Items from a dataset
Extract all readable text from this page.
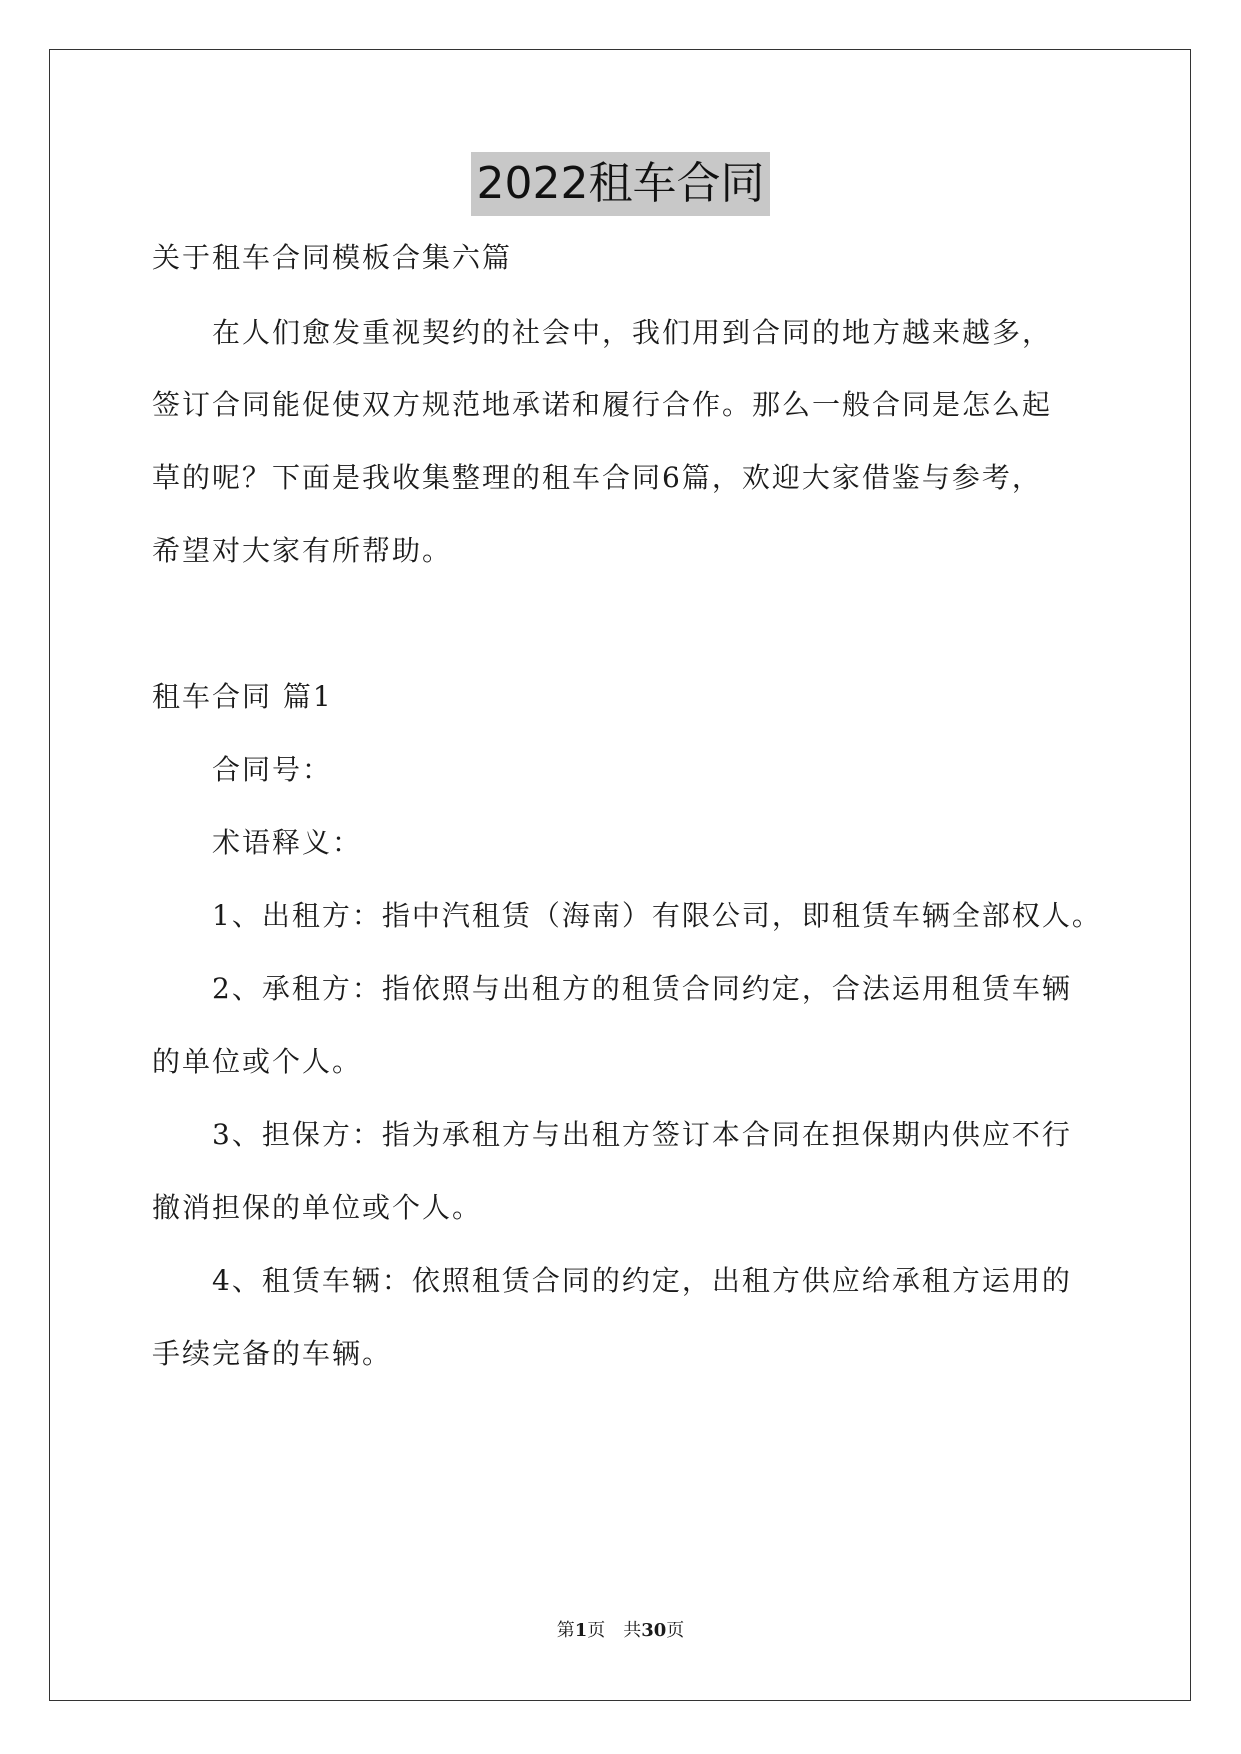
2022租车合同
关于租车合同模板合集六篇
在人们愈发重视契约的社会中，我们用到合同的地方越来越多，
签订合同能促使双方规范地承诺和履行合作。那么一般合同是怎么起
草的呢？下面是我收集整理的租车合同6篇，欢迎大家借鉴与参考，
希望对大家有所帮助。
租车合同 篇1
合同号：
术语释义：
1、出租方：指中汽租赁（海南）有限公司，即租赁车辆全部权人。
2、承租方：指依照与出租方的租赁合同约定，合法运用租赁车辆
的单位或个人。
3、担保方：指为承租方与出租方签订本合同在担保期内供应不行
撤消担保的单位或个人。
4、租赁车辆：依照租赁合同的约定，出租方供应给承租方运用的
手续完备的车辆。
第1页 共30页
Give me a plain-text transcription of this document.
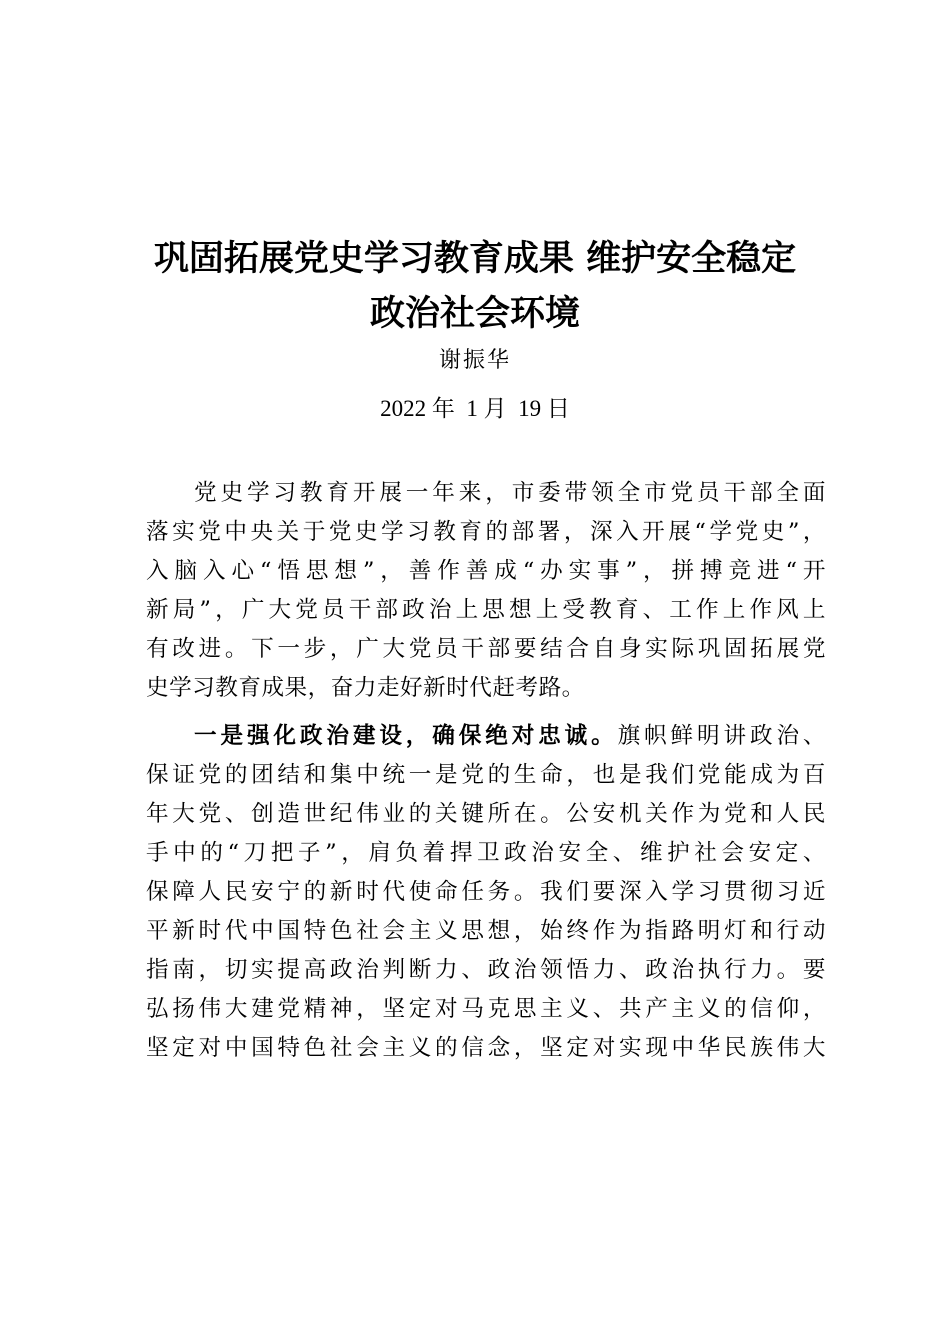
巩固拓展党史学习教育成果 维护安全稳定
政治社会环境
谢振华
2022 年  1 月  19 日
党史学习教育开展一年来，市委带领全市党员干部全面
落实党中央关于党史学习教育的部署，深入开展“学党史”，
入脑入心“悟思想”，善作善成“办实事”，拼搏竞进“开
新局”，广大党员干部政治上思想上受教育、工作上作风上
有改进。下一步，广大党员干部要结合自身实际巩固拓展党
史学习教育成果，奋力走好新时代赶考路。
一是强化政治建设，确保绝对忠诚。旗帜鲜明讲政治、
保证党的团结和集中统一是党的生命，也是我们党能成为百
年大党、创造世纪伟业的关键所在。公安机关作为党和人民
手中的“刀把子”，肩负着捍卫政治安全、维护社会安定、
保障人民安宁的新时代使命任务。我们要深入学习贯彻习近
平新时代中国特色社会主义思想，始终作为指路明灯和行动
指南，切实提高政治判断力、政治领悟力、政治执行力。要
弘扬伟大建党精神，坚定对马克思主义、共产主义的信仰，
坚定对中国特色社会主义的信念，坚定对实现中华民族伟大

• Problem to solve:
Find the lines above that contain the word "this" and collect them.

• Written answer:
Extract all readable text from this page.
Give me a plain-text transcription of this document.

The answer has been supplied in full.